* [WHAT THE TASK ASKS]: Output all the material that follows, exactly as given.

* [DATA FOR THE TASK]:
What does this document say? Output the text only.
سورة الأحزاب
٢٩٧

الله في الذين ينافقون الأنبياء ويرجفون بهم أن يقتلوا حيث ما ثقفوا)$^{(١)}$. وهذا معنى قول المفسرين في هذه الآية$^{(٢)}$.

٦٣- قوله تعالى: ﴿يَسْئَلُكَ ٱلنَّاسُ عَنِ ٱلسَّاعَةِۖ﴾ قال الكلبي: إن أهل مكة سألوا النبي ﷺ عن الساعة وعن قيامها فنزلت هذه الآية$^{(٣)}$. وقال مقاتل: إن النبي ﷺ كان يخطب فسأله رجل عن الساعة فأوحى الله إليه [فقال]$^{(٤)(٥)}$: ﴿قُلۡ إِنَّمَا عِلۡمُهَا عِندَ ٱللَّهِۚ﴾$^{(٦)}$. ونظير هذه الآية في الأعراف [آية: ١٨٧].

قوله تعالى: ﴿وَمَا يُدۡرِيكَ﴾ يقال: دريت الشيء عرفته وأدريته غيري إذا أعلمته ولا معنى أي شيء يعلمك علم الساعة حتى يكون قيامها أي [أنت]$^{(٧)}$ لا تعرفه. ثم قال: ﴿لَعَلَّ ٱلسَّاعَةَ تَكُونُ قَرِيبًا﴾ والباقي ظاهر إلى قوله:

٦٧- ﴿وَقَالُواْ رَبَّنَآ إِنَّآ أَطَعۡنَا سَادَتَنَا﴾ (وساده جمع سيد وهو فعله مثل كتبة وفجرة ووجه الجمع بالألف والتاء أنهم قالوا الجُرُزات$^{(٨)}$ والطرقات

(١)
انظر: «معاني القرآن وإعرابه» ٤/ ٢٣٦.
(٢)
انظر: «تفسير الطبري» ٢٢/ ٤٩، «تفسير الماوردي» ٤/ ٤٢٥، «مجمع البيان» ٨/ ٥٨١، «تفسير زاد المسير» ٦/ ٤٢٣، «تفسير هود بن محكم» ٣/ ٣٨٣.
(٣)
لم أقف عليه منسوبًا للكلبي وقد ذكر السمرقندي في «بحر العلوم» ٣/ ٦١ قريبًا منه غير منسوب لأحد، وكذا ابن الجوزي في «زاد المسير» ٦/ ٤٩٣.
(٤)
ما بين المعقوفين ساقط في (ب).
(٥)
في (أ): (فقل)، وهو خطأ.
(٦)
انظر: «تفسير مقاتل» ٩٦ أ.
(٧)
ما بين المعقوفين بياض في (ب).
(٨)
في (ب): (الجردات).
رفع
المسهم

* [ANSWER FOR THE TASK]:
What does this document say? Output the text only.
سورة الأحزاب
٢٩٧

الله في الذين ينافقون الأنبياء ويرجفون بهم أن يقتلوا حيث ما ثقفوا)$^{(١)}$. وهذا معنى قول المفسرين في هذه الآية$^{(٢)}$.

٦٣- قوله تعالى: ﴿يَسْئَلُكَ ٱلنَّاسُ عَنِ ٱلسَّاعَةِۖ﴾ قال الكلبي: إن أهل مكة سألوا النبي ﷺ عن الساعة وعن قيامها فنزلت هذه الآية$^{(٣)}$. وقال مقاتل: إن النبي ﷺ كان يخطب فسأله رجل عن الساعة فأوحى الله إليه [فقال]$^{(٤)(٥)}$: ﴿قُلۡ إِنَّمَا عِلۡمُهَا عِندَ ٱللَّهِۚ﴾$^{(٦)}$. ونظير هذه الآية في الأعراف [آية: ١٨٧].

قوله تعالى: ﴿وَمَا يُدۡرِيكَ﴾ يقال: دريت الشيء عرفته وأدريته غيري إذا أعلمته ولا معنى أي شيء يعلمك علم الساعة حتى يكون قيامها أي [أنت]$^{(٧)}$ لا تعرفه. ثم قال: ﴿لَعَلَّ ٱلسَّاعَةَ تَكُونُ قَرِيبًا﴾ والباقي ظاهر إلى قوله:

٦٧- ﴿وَقَالُواْ رَبَّنَآ إِنَّآ أَطَعۡنَا سَادَتَنَا﴾ (وساده جمع سيد وهو فعله مثل كتبة وفجرة ووجه الجمع بالألف والتاء أنهم قالوا الجُرُزات$^{(٨)}$ والطرقات

(١)
انظر: «معاني القرآن وإعرابه» ٤/ ٢٣٦.
(٢)
انظر: «تفسير الطبري» ٢٢/ ٤٩، «تفسير الماوردي» ٤/ ٤٢٥، «مجمع البيان» ٨/ ٥٨١، «تفسير زاد المسير» ٦/ ٤٢٣، «تفسير هود بن محكم» ٣/ ٣٨٣.
(٣)
لم أقف عليه منسوبًا للكلبي وقد ذكر السمرقندي في «بحر العلوم» ٣/ ٦١ قريبًا منه غير منسوب لأحد، وكذا ابن الجوزي في «زاد المسير» ٦/ ٤٩٣.
(٤)
ما بين المعقوفين ساقط في (ب).
(٥)
في (أ): (فقل)، وهو خطأ.
(٦)
انظر: «تفسير مقاتل» ٩٦ أ.
(٧)
ما بين المعقوفين بياض في (ب).
(٨)
في (ب): (الجردات).
رفع
المسهم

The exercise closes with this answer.